• YOUR TASK
Gather every line in the records below that contains the word "Transport".

[Extracts from a graphics dataset]
+---+

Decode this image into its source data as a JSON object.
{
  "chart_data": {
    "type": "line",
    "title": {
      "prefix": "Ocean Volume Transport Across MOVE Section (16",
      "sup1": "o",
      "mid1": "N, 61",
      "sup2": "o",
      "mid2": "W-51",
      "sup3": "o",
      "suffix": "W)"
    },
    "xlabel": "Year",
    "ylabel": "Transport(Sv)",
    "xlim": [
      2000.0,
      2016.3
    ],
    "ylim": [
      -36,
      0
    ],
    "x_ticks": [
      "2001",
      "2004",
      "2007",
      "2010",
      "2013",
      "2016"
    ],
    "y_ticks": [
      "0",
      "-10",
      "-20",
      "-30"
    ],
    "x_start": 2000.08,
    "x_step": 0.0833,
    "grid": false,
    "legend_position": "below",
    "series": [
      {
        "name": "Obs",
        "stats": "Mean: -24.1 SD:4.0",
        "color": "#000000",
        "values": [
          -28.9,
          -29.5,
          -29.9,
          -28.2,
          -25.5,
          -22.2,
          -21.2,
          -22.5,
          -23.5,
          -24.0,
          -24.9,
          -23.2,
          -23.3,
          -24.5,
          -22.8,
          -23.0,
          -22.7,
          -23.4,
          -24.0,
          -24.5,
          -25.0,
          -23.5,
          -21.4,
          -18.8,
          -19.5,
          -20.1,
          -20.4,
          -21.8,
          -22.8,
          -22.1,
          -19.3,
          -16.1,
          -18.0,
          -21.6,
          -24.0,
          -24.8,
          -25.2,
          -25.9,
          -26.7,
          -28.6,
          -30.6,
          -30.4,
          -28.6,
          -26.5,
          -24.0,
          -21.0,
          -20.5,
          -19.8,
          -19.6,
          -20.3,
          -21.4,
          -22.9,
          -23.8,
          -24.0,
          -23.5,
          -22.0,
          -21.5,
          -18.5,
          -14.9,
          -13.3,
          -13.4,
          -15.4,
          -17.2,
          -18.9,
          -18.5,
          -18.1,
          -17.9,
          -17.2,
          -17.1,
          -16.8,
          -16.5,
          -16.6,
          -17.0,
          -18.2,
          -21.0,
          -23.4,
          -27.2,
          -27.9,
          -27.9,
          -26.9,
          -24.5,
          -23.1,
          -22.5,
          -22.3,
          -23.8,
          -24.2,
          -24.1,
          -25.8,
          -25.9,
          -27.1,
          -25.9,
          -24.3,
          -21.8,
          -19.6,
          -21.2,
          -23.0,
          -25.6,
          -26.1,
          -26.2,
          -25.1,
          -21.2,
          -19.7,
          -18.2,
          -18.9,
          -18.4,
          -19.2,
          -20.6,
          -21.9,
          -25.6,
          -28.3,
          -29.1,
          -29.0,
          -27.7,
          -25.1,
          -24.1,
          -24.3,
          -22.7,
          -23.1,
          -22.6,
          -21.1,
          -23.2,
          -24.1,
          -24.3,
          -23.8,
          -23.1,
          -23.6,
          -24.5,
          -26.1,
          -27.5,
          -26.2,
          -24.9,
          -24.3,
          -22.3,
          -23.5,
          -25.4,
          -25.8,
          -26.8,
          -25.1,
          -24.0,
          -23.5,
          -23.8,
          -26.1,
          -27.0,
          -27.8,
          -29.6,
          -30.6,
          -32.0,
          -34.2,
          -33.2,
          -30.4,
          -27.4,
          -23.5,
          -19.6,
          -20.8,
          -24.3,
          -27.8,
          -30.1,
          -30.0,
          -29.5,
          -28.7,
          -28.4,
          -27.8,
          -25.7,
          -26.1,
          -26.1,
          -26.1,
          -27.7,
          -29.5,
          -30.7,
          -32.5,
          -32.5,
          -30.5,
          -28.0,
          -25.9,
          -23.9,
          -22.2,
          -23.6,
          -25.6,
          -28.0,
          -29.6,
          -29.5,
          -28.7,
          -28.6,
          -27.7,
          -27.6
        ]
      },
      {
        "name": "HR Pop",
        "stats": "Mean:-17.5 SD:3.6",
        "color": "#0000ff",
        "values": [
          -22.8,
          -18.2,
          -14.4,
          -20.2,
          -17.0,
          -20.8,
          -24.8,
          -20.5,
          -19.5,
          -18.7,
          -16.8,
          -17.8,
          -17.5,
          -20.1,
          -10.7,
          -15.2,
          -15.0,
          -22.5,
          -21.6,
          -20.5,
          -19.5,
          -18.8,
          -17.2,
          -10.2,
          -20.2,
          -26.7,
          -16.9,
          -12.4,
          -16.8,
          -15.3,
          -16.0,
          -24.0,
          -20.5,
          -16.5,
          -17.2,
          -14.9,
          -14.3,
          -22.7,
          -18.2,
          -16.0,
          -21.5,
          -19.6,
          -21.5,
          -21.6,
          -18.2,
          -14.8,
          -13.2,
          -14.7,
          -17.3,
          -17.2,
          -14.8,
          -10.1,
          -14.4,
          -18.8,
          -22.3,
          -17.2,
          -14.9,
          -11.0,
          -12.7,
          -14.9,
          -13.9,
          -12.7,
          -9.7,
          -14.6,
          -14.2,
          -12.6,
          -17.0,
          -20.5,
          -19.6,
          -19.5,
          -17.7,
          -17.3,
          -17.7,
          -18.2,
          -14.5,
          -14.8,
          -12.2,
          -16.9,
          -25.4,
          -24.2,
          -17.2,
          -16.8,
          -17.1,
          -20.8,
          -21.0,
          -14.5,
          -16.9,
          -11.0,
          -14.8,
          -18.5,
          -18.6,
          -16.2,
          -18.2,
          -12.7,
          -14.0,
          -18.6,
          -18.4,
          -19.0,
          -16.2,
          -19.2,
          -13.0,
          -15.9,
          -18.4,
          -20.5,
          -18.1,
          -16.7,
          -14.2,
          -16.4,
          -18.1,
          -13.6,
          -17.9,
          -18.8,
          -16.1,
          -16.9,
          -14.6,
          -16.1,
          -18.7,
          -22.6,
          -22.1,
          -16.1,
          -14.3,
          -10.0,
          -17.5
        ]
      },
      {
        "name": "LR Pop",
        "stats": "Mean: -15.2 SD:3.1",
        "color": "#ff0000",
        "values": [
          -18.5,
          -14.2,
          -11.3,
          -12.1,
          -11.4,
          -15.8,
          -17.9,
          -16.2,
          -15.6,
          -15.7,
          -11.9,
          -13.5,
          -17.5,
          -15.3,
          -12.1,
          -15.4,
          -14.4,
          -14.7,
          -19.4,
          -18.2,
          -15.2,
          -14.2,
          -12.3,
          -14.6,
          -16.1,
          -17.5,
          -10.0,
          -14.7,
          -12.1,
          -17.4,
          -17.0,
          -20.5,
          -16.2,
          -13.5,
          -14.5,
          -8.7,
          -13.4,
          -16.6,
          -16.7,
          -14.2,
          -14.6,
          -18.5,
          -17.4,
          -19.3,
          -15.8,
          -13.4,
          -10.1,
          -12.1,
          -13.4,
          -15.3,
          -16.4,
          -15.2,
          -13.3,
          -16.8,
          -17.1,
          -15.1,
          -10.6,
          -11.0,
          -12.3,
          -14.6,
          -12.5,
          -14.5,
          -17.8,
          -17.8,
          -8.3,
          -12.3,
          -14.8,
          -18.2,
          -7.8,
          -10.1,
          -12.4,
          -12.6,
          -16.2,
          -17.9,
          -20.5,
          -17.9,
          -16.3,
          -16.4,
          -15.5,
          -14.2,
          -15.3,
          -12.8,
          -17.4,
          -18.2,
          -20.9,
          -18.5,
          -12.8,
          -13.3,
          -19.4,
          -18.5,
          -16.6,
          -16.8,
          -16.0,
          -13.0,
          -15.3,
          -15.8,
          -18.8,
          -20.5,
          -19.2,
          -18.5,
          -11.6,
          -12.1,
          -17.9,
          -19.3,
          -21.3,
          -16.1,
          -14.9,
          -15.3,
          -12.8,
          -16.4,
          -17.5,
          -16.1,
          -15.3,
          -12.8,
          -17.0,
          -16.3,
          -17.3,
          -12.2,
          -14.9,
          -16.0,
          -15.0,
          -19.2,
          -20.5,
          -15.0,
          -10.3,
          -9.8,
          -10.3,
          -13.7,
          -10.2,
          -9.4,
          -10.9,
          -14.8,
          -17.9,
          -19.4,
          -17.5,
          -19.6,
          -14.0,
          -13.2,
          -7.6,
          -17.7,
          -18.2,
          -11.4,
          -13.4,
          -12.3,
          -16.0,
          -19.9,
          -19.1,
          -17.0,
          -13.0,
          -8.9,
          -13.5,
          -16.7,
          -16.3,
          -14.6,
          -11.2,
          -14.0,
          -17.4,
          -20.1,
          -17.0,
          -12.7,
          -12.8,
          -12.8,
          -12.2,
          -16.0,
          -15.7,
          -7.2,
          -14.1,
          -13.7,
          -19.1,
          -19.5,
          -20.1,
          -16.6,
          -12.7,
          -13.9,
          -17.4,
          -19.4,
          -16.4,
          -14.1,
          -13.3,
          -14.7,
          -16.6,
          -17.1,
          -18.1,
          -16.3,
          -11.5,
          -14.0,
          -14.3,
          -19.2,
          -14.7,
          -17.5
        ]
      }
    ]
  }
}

+---+

• OUTPUT FOR THIS TASK
      "prefix": "Ocean Volume Transport Across MOVE Section (16",
    "ylabel": "Transport(Sv)",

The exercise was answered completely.